> Brief
State how many lines in the listing below include the word "ylabel". Give nothing but the number.

>> start Supplied material

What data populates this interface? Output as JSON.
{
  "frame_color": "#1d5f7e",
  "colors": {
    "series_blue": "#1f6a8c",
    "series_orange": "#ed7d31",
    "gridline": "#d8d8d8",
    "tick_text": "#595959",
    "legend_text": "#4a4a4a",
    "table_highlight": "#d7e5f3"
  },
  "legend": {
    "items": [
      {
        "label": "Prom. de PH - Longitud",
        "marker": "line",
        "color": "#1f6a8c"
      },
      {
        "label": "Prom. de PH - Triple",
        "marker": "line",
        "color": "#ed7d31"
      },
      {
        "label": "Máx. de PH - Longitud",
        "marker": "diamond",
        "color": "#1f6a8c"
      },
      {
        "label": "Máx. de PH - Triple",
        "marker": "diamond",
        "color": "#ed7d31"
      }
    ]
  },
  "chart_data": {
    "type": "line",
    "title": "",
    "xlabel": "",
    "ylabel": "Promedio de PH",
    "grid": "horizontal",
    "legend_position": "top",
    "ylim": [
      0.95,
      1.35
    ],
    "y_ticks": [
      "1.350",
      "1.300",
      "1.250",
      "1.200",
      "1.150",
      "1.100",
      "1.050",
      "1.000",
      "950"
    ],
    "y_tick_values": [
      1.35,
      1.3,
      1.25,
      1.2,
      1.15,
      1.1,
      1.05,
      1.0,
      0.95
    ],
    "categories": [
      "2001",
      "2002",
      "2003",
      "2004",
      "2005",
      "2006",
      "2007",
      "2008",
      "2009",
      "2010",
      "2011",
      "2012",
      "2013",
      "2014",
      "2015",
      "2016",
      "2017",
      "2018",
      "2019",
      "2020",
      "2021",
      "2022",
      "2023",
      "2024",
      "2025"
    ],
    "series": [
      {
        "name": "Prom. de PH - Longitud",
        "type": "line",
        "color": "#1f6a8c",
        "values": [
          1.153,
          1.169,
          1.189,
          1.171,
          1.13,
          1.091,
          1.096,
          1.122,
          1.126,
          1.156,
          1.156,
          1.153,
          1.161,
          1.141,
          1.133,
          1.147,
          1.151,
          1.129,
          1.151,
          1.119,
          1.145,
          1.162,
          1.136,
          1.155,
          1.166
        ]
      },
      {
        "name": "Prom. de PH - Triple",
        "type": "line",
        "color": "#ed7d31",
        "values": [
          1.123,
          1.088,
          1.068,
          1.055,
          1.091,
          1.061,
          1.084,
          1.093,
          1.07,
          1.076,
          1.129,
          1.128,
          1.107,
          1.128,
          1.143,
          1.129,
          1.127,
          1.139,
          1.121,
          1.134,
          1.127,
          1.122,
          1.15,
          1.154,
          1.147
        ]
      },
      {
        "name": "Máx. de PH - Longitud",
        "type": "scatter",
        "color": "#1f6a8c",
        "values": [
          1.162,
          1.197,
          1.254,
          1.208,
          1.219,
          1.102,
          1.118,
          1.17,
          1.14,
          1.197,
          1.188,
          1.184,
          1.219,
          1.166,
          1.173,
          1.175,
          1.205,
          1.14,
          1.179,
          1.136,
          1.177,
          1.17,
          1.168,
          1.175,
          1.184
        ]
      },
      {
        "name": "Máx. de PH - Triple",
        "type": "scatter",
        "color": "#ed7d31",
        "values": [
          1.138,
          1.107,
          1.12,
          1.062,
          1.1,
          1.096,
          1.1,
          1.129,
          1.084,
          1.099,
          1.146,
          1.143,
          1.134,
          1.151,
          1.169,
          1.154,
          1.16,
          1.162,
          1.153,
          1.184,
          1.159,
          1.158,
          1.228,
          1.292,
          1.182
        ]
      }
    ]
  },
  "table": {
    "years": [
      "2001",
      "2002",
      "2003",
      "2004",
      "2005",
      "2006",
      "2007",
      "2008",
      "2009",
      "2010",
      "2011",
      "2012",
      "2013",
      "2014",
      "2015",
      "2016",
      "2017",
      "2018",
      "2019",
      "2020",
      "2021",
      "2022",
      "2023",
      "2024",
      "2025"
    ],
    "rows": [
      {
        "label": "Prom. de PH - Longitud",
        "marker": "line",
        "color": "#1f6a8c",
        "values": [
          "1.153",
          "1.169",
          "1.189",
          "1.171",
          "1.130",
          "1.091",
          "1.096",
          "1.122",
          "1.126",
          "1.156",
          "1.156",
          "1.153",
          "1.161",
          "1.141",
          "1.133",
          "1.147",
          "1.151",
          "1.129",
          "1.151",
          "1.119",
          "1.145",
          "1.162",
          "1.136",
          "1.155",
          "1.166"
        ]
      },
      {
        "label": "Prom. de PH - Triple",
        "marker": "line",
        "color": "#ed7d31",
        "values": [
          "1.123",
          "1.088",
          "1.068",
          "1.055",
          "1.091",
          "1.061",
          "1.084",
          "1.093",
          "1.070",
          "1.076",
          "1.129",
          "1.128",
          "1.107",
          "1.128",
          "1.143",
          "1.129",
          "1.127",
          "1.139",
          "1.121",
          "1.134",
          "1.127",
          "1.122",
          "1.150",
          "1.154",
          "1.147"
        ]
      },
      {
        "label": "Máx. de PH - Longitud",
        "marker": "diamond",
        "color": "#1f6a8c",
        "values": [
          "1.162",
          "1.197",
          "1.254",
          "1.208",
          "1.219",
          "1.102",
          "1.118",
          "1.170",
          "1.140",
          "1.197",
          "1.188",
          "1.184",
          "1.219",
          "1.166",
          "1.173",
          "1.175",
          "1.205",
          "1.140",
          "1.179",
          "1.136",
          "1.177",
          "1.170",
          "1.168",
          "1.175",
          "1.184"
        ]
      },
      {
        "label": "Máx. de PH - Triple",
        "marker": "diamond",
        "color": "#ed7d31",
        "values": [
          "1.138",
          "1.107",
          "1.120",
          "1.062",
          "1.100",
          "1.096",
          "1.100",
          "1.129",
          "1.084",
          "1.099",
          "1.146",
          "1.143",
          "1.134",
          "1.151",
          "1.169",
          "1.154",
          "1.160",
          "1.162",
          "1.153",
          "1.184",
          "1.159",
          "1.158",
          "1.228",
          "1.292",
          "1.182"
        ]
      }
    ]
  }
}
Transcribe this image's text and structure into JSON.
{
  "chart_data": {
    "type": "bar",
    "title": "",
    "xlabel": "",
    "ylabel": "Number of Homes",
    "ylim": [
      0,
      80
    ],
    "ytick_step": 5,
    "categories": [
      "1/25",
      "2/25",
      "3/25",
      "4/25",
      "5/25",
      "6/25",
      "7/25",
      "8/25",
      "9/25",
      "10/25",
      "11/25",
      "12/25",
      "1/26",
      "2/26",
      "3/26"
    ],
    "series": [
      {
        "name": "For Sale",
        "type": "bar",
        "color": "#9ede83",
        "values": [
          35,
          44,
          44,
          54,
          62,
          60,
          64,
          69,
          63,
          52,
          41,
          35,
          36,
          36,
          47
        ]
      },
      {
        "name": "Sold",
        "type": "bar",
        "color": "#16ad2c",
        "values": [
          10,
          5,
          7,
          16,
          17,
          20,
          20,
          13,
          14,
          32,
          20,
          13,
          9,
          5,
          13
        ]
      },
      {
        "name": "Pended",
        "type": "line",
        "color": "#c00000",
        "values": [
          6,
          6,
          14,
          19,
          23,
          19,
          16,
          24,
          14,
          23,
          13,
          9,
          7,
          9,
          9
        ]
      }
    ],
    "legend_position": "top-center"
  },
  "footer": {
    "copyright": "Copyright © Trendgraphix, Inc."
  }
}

>> end Supplied material

> Answer for the task
2